[start Working data]

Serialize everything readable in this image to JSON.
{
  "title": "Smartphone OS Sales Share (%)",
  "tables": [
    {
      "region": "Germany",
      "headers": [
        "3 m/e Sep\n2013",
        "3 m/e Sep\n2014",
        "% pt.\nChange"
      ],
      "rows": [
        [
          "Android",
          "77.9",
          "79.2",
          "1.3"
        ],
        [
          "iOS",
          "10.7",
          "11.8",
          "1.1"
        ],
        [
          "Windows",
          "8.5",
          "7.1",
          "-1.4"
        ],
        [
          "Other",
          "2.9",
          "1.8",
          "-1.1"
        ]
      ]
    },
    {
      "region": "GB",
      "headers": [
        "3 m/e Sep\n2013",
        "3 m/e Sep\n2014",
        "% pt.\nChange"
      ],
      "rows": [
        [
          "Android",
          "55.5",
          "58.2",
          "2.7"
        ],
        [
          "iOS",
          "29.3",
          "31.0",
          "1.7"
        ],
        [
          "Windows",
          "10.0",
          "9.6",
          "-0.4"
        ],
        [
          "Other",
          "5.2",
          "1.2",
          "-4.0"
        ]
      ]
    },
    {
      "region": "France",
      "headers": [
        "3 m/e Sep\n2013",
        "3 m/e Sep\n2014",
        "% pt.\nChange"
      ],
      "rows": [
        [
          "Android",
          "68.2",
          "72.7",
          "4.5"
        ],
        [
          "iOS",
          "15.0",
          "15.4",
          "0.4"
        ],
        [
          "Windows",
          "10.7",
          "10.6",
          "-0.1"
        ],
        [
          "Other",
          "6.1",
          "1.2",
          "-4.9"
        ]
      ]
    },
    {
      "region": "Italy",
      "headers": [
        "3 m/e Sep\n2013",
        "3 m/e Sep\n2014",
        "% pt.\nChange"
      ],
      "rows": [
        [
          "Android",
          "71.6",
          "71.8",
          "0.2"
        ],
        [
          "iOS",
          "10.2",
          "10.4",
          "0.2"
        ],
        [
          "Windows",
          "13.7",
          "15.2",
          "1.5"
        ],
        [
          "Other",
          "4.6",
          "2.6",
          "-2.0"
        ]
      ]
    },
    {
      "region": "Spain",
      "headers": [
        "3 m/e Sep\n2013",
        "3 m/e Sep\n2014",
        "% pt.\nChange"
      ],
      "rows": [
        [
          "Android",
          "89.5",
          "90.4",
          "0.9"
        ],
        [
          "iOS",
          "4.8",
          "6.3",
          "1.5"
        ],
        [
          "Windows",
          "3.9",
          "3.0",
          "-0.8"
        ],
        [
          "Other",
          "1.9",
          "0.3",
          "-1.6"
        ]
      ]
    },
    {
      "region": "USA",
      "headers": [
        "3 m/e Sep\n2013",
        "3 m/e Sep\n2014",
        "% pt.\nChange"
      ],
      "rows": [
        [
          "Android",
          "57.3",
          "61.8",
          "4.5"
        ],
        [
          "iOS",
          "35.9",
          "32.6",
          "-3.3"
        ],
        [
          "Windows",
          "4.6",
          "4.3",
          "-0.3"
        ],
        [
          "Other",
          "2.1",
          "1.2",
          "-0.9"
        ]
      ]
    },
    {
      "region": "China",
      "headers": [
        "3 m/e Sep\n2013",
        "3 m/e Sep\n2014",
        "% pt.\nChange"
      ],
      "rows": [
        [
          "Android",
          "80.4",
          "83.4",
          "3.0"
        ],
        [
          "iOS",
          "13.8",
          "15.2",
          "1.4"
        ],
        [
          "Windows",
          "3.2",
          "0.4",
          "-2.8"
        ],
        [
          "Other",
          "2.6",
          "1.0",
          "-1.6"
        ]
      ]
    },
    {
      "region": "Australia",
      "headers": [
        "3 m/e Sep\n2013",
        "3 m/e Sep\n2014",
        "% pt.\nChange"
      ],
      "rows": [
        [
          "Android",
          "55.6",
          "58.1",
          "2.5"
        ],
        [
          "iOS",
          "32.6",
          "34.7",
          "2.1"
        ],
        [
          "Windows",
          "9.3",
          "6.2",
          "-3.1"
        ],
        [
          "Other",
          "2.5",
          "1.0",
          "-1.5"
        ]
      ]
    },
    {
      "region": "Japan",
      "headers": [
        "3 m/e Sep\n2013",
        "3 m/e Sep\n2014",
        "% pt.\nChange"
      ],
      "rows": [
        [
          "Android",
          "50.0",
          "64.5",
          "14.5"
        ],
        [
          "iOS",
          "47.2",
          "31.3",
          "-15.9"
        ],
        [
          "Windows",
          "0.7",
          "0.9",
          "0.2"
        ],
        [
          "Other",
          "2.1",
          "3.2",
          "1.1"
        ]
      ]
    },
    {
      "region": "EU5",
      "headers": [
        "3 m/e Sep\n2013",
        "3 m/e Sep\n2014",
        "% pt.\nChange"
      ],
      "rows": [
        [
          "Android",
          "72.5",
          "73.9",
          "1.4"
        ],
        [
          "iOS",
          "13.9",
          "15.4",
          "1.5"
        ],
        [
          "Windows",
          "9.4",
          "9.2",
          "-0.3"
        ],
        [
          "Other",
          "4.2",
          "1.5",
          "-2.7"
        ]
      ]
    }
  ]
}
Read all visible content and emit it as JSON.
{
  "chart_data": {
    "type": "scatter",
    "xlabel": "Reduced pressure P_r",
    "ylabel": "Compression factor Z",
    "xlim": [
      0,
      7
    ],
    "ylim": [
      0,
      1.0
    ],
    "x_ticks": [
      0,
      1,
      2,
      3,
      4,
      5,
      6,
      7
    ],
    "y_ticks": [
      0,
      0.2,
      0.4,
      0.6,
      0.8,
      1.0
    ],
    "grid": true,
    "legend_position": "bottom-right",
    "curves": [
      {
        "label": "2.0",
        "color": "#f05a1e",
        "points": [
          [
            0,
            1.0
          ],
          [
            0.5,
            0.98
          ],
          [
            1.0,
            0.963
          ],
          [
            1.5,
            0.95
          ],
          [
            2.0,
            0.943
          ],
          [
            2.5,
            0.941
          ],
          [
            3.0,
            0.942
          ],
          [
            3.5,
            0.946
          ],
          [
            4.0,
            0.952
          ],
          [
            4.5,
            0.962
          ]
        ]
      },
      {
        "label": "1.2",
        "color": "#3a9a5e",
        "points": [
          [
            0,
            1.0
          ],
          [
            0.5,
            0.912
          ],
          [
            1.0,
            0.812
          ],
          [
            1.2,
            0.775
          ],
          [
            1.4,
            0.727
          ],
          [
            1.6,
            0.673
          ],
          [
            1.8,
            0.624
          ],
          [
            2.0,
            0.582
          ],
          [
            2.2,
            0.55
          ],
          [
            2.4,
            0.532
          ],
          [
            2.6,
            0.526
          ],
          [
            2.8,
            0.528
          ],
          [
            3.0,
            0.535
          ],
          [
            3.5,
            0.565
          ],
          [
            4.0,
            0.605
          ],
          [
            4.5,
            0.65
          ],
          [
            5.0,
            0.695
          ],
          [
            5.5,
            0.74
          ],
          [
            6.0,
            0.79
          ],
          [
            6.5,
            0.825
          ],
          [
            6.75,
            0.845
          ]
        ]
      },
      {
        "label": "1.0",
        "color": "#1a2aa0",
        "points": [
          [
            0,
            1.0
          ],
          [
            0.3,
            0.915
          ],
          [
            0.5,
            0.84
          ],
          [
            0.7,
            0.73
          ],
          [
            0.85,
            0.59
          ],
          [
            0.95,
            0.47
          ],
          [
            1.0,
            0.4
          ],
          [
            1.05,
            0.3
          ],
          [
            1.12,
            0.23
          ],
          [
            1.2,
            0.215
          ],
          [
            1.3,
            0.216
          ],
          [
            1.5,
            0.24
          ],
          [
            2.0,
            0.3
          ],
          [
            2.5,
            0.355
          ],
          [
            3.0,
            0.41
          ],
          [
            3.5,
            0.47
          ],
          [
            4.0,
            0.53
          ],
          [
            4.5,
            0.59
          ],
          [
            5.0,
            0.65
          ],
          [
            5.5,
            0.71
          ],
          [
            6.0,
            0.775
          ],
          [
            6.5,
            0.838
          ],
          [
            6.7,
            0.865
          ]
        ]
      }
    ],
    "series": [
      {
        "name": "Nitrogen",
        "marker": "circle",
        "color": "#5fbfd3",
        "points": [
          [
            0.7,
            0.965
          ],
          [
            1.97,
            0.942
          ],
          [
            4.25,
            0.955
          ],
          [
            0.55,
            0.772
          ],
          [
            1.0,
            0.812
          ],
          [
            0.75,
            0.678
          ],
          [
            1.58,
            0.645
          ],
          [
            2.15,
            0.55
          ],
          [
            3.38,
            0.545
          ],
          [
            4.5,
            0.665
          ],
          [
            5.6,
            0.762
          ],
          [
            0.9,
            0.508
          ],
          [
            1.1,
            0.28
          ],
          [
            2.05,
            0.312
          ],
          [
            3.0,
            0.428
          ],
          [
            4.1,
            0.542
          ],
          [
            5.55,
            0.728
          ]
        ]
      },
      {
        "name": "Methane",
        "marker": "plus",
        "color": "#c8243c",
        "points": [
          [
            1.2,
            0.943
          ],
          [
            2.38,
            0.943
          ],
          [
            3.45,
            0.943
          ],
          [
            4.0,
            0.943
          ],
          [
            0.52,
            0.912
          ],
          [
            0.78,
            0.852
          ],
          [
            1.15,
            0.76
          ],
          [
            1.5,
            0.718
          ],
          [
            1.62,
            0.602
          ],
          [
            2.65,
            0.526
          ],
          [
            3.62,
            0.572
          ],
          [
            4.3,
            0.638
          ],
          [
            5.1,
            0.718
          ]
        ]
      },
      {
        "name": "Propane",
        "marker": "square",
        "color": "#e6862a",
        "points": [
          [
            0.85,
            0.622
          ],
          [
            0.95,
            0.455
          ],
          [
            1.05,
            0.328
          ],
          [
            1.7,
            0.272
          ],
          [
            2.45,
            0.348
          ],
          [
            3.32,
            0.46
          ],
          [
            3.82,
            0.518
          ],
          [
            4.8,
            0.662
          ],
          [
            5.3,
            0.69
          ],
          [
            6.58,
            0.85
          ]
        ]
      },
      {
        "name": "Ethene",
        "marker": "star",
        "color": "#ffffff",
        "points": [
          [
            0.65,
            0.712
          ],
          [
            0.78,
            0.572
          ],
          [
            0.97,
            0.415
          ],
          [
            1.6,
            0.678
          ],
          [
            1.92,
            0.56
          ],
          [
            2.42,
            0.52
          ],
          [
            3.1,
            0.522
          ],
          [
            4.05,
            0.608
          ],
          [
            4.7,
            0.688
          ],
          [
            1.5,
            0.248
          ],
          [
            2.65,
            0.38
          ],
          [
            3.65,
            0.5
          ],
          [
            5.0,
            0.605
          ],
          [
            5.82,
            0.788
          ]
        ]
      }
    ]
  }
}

[end Working data]

Work to complete: Choose all lines containing the string "color" and copy them out.

Written solution:
        "color": "#f05a1e",
        "color": "#3a9a5e",
        "color": "#1a2aa0",
        "color": "#5fbfd3",
        "color": "#c8243c",
        "color": "#e6862a",
        "color": "#ffffff",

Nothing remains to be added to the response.